- _Instrucciones_
Reproduce sin cambios el pasaje de la reseña sobre Jurassic Park que figura más abajo, comenzando por "Redactor at Corriendo" y siguiendo hasta "cine de aventura.".

Jurassic Park: El día que el futuro llegó

Leandro Ojeda

Leandro Ojeda

Redactor at Corriendo La Voz
21 años. Estudiante de comunicación social. Casi cinefilo. Fanático de Boca Juniors y de "el loco" Bielsa. Muerdo las pastillas que no se muerden y trago casi sin masticar los caramelos masticables.
Leandro Ojeda

La inigualable magia de Spielberg, uno de los mejores diseños de producción de la historia del cine y un aire único a mundo maravilloso, hacen que Jurassic Park se mantenga como uno de los clásicos impostergables en el cine de aventura.

¡Era 1993! ¡Fue hace veinticinco años! Hay que tener esas dos frases presentes y repetirlas una y otra vez, en todas y cada una de las escenas en las que un dinosaurio aparece en pantalla. Jurassic Park rescata la magia épica que tiene gran parte de la filmografía de Steven Spielberg y aún sobrevive como un pilar en la carrera del director. De alguna forma, sigue representado un antes y un después en la forma de hacer efectos especiales en el cine.

No debe haber una explicación clara o concreta para expresar lo que genera Spielberg, porque esa sensación de estar frente a la pantalla y volverse une pre adolescente en el medio de un mundo de fantasía es imposible de lograr con algune otre directore. Jurassic Park parte con una premisa que como mínimo te revienta el bocho de solo imaginarlo: Es un parque de atracciones con Dinosaurios vivos (Para el deleite de Susana), pero no solo eso, porque aparte de cumplir con lo que promete. Los dinosaurios que cobraron vida allá por junio de 1993 quedaron instalados en el imaginario como la aproximación más real que podamos tener de aquellos animales prehistóricos.

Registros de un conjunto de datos
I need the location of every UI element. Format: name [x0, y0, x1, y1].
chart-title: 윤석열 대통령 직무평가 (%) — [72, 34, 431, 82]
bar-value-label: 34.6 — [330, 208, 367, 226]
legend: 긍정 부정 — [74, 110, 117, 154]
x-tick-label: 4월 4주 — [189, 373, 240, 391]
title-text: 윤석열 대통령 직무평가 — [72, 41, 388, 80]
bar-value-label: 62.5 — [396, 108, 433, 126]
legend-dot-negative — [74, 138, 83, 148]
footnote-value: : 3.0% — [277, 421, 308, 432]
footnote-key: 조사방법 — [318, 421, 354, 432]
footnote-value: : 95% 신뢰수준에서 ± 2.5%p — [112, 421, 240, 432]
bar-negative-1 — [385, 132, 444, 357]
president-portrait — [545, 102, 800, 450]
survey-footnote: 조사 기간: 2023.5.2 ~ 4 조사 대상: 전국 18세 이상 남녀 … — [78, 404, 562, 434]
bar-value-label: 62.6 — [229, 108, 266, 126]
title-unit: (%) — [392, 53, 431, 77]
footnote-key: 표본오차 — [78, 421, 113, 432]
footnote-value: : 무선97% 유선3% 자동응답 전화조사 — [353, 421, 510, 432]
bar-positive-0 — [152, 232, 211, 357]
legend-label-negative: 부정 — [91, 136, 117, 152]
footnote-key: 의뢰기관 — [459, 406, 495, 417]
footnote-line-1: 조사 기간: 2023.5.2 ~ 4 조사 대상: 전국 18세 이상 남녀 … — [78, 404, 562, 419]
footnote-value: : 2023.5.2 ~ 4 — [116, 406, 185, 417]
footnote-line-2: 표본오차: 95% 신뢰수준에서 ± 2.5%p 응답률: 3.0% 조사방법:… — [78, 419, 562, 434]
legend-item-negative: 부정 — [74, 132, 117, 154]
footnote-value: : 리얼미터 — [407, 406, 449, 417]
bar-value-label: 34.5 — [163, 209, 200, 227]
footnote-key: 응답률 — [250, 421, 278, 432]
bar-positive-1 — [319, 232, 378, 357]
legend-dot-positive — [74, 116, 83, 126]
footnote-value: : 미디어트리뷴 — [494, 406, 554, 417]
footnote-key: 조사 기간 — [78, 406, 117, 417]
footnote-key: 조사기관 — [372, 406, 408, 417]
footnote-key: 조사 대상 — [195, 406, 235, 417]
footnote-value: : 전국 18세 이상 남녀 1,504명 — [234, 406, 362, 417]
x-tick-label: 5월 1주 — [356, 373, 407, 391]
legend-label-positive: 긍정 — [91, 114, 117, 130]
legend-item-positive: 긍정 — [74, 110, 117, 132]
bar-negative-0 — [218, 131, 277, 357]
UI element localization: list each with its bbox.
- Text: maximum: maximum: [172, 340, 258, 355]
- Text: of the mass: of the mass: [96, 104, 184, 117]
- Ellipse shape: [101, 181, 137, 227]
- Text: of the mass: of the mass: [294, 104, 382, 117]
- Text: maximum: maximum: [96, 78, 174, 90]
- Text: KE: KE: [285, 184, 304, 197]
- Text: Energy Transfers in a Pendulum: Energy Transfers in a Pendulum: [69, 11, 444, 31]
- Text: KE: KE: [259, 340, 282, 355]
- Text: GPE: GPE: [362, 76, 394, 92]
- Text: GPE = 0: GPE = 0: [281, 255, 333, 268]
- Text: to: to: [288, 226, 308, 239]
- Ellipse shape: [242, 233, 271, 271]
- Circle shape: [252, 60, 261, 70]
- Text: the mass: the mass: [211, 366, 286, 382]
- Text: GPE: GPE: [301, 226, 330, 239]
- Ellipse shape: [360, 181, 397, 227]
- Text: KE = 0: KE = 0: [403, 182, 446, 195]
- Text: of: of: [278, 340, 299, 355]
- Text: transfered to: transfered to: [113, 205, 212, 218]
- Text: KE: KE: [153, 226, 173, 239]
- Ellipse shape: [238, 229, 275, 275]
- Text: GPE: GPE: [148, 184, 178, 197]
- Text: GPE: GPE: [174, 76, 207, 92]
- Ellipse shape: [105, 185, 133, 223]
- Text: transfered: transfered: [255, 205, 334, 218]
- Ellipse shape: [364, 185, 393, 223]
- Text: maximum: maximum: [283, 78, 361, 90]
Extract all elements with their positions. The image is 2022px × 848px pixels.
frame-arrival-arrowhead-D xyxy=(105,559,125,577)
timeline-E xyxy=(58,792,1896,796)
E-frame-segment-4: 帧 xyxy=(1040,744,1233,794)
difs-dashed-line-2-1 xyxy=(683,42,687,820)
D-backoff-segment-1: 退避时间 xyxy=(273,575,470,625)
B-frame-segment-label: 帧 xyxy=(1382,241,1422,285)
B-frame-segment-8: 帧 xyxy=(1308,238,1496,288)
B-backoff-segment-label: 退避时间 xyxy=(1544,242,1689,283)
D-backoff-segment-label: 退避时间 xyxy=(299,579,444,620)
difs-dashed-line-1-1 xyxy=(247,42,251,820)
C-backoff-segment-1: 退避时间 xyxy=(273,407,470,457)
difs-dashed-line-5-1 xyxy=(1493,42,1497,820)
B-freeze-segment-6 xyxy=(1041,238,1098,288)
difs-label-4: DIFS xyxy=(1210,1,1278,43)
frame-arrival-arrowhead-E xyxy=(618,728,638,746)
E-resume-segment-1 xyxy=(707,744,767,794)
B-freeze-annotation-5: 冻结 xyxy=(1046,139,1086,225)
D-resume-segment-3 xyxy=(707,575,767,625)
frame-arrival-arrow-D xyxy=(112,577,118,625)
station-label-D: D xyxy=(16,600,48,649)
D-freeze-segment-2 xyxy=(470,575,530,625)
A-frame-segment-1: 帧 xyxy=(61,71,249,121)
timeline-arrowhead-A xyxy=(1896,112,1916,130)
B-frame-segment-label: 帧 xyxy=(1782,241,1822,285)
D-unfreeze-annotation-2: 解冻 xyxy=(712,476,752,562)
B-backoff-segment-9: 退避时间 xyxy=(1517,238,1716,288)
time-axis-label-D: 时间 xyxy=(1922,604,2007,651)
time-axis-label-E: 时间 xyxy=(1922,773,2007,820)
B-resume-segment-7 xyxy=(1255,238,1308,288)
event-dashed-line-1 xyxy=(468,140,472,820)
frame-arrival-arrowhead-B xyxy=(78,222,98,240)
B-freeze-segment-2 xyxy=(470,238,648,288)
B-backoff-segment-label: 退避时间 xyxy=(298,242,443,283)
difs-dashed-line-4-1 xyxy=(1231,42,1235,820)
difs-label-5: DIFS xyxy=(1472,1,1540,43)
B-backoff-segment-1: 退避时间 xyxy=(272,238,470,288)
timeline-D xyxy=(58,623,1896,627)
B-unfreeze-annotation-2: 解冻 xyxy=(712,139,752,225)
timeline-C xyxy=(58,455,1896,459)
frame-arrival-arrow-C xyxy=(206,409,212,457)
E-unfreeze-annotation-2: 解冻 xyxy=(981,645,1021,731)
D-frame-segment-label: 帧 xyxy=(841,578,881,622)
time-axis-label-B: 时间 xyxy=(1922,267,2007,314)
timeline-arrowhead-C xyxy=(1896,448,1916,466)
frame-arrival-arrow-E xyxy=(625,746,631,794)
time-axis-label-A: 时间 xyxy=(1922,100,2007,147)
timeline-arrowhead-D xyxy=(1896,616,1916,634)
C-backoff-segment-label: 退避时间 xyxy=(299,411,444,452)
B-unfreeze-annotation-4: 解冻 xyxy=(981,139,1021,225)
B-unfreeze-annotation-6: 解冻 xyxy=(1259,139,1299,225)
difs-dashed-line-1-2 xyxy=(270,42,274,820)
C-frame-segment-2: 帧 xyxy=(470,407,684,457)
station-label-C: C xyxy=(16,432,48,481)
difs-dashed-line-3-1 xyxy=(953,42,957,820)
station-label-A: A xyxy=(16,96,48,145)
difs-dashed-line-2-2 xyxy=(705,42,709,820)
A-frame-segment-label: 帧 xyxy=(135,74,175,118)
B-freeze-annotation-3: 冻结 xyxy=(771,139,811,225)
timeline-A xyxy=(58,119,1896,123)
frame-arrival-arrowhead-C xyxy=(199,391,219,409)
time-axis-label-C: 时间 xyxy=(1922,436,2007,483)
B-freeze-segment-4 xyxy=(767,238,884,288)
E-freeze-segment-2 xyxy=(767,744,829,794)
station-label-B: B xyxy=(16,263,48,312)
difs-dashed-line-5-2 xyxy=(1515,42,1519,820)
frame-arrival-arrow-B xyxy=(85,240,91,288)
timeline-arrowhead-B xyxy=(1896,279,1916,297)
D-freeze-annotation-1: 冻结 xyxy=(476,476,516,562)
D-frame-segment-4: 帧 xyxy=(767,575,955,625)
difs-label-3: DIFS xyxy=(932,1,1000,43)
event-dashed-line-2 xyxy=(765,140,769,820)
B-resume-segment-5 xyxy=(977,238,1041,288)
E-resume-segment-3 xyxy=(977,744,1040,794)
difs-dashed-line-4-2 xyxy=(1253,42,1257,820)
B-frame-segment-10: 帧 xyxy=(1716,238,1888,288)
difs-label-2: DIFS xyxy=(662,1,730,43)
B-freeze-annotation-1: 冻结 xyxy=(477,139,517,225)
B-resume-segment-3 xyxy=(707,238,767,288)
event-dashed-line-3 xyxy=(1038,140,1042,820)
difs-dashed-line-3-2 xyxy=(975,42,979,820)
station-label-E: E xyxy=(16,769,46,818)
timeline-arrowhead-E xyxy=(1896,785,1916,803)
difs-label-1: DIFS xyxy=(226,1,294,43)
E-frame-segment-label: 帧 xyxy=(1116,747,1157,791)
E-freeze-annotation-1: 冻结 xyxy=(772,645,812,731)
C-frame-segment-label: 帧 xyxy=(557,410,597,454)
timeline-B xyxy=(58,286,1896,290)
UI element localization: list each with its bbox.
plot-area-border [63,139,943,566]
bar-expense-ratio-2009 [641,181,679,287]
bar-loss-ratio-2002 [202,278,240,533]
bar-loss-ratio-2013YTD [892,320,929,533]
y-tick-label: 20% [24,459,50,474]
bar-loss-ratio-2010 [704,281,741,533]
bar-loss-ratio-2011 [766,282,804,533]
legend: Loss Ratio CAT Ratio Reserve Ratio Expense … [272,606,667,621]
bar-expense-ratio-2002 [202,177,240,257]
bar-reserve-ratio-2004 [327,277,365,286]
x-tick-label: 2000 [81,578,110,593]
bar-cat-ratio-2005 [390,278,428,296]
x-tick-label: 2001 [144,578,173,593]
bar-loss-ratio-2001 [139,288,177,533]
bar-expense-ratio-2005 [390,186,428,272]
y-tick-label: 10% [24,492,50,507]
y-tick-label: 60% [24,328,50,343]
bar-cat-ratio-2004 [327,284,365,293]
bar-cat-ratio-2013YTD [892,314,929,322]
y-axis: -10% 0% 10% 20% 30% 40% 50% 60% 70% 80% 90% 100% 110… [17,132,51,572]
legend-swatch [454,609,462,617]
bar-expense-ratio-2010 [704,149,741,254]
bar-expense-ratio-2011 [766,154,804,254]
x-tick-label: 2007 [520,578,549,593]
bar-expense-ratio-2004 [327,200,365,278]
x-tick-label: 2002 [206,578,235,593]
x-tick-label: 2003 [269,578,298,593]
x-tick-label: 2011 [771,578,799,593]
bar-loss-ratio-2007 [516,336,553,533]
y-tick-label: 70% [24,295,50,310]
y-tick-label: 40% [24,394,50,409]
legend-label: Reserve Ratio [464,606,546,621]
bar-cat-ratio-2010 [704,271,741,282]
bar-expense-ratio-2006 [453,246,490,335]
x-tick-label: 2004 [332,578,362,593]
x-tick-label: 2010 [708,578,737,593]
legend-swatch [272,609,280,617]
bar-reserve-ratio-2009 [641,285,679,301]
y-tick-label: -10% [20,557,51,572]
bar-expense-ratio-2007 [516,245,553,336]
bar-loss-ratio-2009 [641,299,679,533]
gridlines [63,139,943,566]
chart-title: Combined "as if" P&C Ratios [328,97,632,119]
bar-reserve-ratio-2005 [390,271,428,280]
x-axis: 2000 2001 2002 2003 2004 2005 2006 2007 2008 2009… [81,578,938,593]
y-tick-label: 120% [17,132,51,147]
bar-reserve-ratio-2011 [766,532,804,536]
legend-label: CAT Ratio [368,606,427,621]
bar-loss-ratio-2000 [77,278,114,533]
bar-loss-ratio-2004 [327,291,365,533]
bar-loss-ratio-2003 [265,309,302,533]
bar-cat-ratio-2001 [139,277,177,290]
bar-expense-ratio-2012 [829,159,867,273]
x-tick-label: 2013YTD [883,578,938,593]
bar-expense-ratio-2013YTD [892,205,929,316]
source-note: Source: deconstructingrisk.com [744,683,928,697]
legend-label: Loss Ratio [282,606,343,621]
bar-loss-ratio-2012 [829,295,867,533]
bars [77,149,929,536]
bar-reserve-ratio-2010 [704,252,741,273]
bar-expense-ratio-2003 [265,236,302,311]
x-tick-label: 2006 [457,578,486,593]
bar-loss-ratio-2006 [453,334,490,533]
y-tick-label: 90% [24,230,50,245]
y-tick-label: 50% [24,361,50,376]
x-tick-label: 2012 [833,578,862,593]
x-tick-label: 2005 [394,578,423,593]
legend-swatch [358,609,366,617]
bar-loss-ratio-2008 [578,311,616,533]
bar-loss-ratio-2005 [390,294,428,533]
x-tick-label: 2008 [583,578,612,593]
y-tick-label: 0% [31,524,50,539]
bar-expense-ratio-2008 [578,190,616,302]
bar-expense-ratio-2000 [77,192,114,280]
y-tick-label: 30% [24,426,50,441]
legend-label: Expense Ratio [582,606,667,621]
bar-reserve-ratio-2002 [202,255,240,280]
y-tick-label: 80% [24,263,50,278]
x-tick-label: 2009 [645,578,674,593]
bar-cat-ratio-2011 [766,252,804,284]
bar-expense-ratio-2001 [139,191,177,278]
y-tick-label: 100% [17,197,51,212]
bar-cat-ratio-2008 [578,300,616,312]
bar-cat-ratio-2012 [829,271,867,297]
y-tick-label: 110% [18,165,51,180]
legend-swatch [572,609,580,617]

- _Resultado de la tarea_
Redactor at Corriendo La Voz
21 años. Estudiante de comunicación social. Casi cinefilo. Fanático de Boca Juniors y de "el loco" Bielsa. Muerdo las pastillas que no se muerden y trago casi sin masticar los caramelos masticables.
Leandro Ojeda

La inigualable magia de Spielberg, uno de los mejores diseños de producción de la historia del cine y un aire único a mundo maravilloso, hacen que Jurassic Park se mantenga como uno de los clásicos impostergables en el cine de aventura.